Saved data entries
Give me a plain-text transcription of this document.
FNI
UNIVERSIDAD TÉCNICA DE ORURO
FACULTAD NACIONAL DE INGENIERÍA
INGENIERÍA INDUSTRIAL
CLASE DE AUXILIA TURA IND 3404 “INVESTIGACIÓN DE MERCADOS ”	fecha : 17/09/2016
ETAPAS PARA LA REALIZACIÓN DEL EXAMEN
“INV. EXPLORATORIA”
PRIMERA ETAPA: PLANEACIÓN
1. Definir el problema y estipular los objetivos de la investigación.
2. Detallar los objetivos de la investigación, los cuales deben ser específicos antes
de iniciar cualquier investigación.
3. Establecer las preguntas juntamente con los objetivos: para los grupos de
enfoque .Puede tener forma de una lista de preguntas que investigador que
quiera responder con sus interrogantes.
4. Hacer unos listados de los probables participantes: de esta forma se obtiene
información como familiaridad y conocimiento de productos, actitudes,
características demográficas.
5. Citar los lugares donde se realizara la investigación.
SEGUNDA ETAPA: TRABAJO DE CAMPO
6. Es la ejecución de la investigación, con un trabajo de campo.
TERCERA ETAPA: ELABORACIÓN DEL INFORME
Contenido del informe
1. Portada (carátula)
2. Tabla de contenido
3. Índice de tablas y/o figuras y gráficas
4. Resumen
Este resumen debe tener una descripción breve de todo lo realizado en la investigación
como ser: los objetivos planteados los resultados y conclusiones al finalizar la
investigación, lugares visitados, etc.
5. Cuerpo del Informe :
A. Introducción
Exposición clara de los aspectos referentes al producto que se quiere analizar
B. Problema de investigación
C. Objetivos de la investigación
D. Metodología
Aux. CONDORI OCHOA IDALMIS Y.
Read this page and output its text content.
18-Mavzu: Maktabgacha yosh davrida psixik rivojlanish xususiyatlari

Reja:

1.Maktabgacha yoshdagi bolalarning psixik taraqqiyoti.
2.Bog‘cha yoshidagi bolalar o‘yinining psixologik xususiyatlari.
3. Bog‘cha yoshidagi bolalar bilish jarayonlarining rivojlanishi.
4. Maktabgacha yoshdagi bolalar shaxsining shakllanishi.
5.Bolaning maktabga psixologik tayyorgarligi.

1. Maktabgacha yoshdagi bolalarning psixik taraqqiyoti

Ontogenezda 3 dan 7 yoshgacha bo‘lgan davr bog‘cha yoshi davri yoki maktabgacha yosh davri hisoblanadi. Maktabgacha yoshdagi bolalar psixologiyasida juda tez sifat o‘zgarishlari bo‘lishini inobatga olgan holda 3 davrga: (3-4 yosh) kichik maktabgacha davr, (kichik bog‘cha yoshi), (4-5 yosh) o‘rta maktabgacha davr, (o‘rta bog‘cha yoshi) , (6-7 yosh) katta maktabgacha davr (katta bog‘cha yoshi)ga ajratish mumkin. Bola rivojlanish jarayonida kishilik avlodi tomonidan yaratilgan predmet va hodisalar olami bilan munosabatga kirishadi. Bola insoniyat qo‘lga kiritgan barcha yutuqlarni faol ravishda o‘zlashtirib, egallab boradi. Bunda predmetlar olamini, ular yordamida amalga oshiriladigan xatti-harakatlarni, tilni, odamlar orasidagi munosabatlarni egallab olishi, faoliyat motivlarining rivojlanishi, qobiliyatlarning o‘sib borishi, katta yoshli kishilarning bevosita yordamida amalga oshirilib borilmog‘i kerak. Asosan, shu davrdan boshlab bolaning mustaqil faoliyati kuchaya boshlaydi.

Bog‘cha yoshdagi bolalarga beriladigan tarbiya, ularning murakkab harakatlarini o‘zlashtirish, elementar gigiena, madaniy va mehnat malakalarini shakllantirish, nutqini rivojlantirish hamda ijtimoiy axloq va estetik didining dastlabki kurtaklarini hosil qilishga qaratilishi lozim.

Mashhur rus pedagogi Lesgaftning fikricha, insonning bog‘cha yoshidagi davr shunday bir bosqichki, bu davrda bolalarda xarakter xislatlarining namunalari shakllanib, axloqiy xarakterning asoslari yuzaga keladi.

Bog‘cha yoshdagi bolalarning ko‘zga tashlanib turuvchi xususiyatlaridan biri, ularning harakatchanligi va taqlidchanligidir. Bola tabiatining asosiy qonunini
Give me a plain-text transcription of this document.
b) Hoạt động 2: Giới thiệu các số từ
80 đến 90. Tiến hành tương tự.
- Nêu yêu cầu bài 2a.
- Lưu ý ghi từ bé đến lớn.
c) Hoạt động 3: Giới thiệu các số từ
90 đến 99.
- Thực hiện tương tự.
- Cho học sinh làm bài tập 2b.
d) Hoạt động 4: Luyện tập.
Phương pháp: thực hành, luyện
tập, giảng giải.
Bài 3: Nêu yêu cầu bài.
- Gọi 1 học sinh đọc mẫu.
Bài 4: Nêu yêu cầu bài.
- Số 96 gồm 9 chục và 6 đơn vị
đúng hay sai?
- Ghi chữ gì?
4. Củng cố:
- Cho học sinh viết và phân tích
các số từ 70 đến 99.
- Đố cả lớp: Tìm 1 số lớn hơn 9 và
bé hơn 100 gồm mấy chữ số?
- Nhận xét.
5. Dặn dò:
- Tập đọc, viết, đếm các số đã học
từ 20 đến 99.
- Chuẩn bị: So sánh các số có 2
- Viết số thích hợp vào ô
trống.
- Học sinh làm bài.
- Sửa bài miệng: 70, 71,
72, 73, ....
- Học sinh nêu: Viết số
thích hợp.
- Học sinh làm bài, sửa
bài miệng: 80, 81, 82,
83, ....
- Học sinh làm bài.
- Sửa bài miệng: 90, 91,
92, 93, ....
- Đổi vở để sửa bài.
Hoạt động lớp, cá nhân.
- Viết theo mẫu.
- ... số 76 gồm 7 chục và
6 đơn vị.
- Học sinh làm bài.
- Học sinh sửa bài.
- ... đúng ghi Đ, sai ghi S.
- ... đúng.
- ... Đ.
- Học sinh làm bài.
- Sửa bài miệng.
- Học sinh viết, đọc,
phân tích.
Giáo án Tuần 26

■ **Objective**
Scan the material above. Return every line containing the string "Giới".

■ **Output of the exercise**
b) Hoạt động 2: Giới thiệu các số từ
c) Hoạt động 3: Giới thiệu các số từ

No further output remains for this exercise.